Data records
:::

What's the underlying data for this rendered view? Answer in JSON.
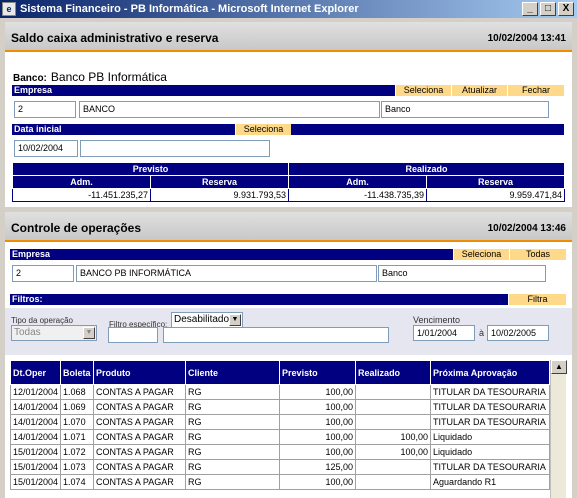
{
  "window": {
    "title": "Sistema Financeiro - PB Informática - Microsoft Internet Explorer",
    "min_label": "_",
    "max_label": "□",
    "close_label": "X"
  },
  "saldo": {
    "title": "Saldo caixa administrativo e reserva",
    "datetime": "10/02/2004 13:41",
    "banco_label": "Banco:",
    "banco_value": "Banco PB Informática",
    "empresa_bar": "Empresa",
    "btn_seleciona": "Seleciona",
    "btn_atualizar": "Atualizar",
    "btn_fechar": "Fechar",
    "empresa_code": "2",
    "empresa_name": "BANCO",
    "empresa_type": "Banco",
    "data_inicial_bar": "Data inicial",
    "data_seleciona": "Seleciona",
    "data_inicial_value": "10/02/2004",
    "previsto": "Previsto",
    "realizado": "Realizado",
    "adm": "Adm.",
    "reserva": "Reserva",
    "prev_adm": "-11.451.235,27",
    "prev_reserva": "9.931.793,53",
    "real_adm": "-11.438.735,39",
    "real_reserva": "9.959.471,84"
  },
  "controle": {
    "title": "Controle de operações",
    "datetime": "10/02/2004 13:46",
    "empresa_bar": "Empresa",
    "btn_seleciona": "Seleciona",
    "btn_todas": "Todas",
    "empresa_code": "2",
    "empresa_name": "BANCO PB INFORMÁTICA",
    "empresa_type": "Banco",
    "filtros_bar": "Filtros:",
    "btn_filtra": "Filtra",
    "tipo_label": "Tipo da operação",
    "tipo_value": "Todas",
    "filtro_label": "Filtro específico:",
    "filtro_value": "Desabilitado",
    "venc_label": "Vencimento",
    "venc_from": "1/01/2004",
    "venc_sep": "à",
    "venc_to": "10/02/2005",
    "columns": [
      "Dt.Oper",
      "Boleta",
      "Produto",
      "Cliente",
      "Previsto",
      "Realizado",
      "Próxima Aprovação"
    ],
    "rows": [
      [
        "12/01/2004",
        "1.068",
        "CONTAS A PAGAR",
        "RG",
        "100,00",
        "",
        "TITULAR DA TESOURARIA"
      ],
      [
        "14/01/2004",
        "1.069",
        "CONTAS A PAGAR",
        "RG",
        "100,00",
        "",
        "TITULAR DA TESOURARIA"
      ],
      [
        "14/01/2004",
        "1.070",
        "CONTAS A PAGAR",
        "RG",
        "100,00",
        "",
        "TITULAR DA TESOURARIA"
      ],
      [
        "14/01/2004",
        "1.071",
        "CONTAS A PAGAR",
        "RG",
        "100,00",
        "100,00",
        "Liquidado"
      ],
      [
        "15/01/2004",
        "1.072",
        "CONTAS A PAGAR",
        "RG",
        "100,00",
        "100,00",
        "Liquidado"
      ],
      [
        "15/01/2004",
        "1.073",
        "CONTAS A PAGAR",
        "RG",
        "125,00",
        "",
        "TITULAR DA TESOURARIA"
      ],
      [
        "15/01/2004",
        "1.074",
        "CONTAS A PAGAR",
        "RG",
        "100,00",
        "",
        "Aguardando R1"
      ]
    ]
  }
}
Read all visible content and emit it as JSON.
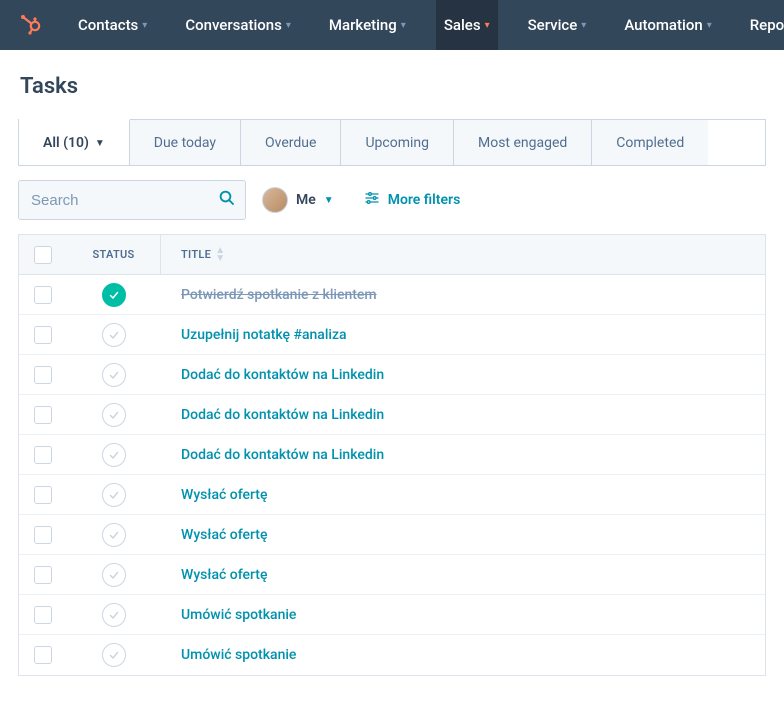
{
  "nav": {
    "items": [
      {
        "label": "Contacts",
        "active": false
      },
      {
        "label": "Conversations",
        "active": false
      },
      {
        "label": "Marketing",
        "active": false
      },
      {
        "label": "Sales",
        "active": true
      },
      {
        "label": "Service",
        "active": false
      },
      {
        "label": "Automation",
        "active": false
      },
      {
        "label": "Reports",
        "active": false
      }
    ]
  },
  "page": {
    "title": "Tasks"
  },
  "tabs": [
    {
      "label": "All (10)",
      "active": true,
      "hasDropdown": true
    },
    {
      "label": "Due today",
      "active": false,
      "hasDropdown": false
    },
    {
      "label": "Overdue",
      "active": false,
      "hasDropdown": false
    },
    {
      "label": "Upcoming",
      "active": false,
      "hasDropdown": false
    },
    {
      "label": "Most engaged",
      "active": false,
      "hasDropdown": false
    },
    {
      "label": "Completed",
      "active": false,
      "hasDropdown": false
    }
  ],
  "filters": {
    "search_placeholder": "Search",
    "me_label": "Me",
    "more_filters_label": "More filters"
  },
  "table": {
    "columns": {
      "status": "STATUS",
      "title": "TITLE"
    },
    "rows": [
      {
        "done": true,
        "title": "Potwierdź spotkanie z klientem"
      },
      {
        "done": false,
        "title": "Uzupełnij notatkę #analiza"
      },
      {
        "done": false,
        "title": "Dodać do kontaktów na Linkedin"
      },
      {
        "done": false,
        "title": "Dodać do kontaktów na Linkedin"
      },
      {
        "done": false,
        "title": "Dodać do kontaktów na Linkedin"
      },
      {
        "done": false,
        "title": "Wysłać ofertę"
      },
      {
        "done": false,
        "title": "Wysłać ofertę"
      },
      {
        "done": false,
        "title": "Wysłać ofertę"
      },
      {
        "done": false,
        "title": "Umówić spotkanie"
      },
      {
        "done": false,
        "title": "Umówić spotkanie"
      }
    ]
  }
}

:::

#### EXERCISE DESCRIPTION
Your task is to repeat the data above exactly while excluding the pictures.

#### TASK RESULT
What's the underlying data for this rendered view? Answer in JSON.
{
  "window": {
    "title": "Sistema Financeiro - PB Informática - Microsoft Internet Explorer",
    "min_label": "_",
    "max_label": "□",
    "close_label": "X"
  },
  "saldo": {
    "title": "Saldo caixa administrativo e reserva",
    "datetime": "10/02/2004 13:41",
    "banco_label": "Banco:",
    "banco_value": "Banco PB Informática",
    "empresa_bar": "Empresa",
    "btn_seleciona": "Seleciona",
    "btn_atualizar": "Atualizar",
    "btn_fechar": "Fechar",
    "empresa_code": "2",
    "empresa_name": "BANCO",
    "empresa_type": "Banco",
    "data_inicial_bar": "Data inicial",
    "data_seleciona": "Seleciona",
    "data_inicial_value": "10/02/2004",
    "previsto": "Previsto",
    "realizado": "Realizado",
    "adm": "Adm.",
    "reserva": "Reserva",
    "prev_adm": "-11.451.235,27",
    "prev_reserva": "9.931.793,53",
    "real_adm": "-11.438.735,39",
    "real_reserva": "9.959.471,84"
  },
  "controle": {
    "title": "Controle de operações",
    "datetime": "10/02/2004 13:46",
    "empresa_bar": "Empresa",
    "btn_seleciona": "Seleciona",
    "btn_todas": "Todas",
    "empresa_code": "2",
    "empresa_name": "BANCO PB INFORMÁTICA",
    "empresa_type": "Banco",
    "filtros_bar": "Filtros:",
    "btn_filtra": "Filtra",
    "tipo_label": "Tipo da operação",
    "tipo_value": "Todas",
    "filtro_label": "Filtro específico:",
    "filtro_value": "Desabilitado",
    "venc_label": "Vencimento",
    "venc_from": "1/01/2004",
    "venc_sep": "à",
    "venc_to": "10/02/2005",
    "columns": [
      "Dt.Oper",
      "Boleta",
      "Produto",
      "Cliente",
      "Previsto",
      "Realizado",
      "Próxima Aprovação"
    ],
    "rows": [
      [
        "12/01/2004",
        "1.068",
        "CONTAS A PAGAR",
        "RG",
        "100,00",
        "",
        "TITULAR DA TESOURARIA"
      ],
      [
        "14/01/2004",
        "1.069",
        "CONTAS A PAGAR",
        "RG",
        "100,00",
        "",
        "TITULAR DA TESOURARIA"
      ],
      [
        "14/01/2004",
        "1.070",
        "CONTAS A PAGAR",
        "RG",
        "100,00",
        "",
        "TITULAR DA TESOURARIA"
      ],
      [
        "14/01/2004",
        "1.071",
        "CONTAS A PAGAR",
        "RG",
        "100,00",
        "100,00",
        "Liquidado"
      ],
      [
        "15/01/2004",
        "1.072",
        "CONTAS A PAGAR",
        "RG",
        "100,00",
        "100,00",
        "Liquidado"
      ],
      [
        "15/01/2004",
        "1.073",
        "CONTAS A PAGAR",
        "RG",
        "125,00",
        "",
        "TITULAR DA TESOURARIA"
      ],
      [
        "15/01/2004",
        "1.074",
        "CONTAS A PAGAR",
        "RG",
        "100,00",
        "",
        "Aguardando R1"
      ]
    ]
  }
}
Read all visible content and emit it as JSON.
{
  "nav": {
    "items": [
      {
        "label": "Contacts",
        "active": false
      },
      {
        "label": "Conversations",
        "active": false
      },
      {
        "label": "Marketing",
        "active": false
      },
      {
        "label": "Sales",
        "active": true
      },
      {
        "label": "Service",
        "active": false
      },
      {
        "label": "Automation",
        "active": false
      },
      {
        "label": "Reports",
        "active": false
      }
    ]
  },
  "page": {
    "title": "Tasks"
  },
  "tabs": [
    {
      "label": "All (10)",
      "active": true,
      "hasDropdown": true
    },
    {
      "label": "Due today",
      "active": false,
      "hasDropdown": false
    },
    {
      "label": "Overdue",
      "active": false,
      "hasDropdown": false
    },
    {
      "label": "Upcoming",
      "active": false,
      "hasDropdown": false
    },
    {
      "label": "Most engaged",
      "active": false,
      "hasDropdown": false
    },
    {
      "label": "Completed",
      "active": false,
      "hasDropdown": false
    }
  ],
  "filters": {
    "search_placeholder": "Search",
    "me_label": "Me",
    "more_filters_label": "More filters"
  },
  "table": {
    "columns": {
      "status": "STATUS",
      "title": "TITLE"
    },
    "rows": [
      {
        "done": true,
        "title": "Potwierdź spotkanie z klientem"
      },
      {
        "done": false,
        "title": "Uzupełnij notatkę #analiza"
      },
      {
        "done": false,
        "title": "Dodać do kontaktów na Linkedin"
      },
      {
        "done": false,
        "title": "Dodać do kontaktów na Linkedin"
      },
      {
        "done": false,
        "title": "Dodać do kontaktów na Linkedin"
      },
      {
        "done": false,
        "title": "Wysłać ofertę"
      },
      {
        "done": false,
        "title": "Wysłać ofertę"
      },
      {
        "done": false,
        "title": "Wysłać ofertę"
      },
      {
        "done": false,
        "title": "Umówić spotkanie"
      },
      {
        "done": false,
        "title": "Umówić spotkanie"
      }
    ]
  }
}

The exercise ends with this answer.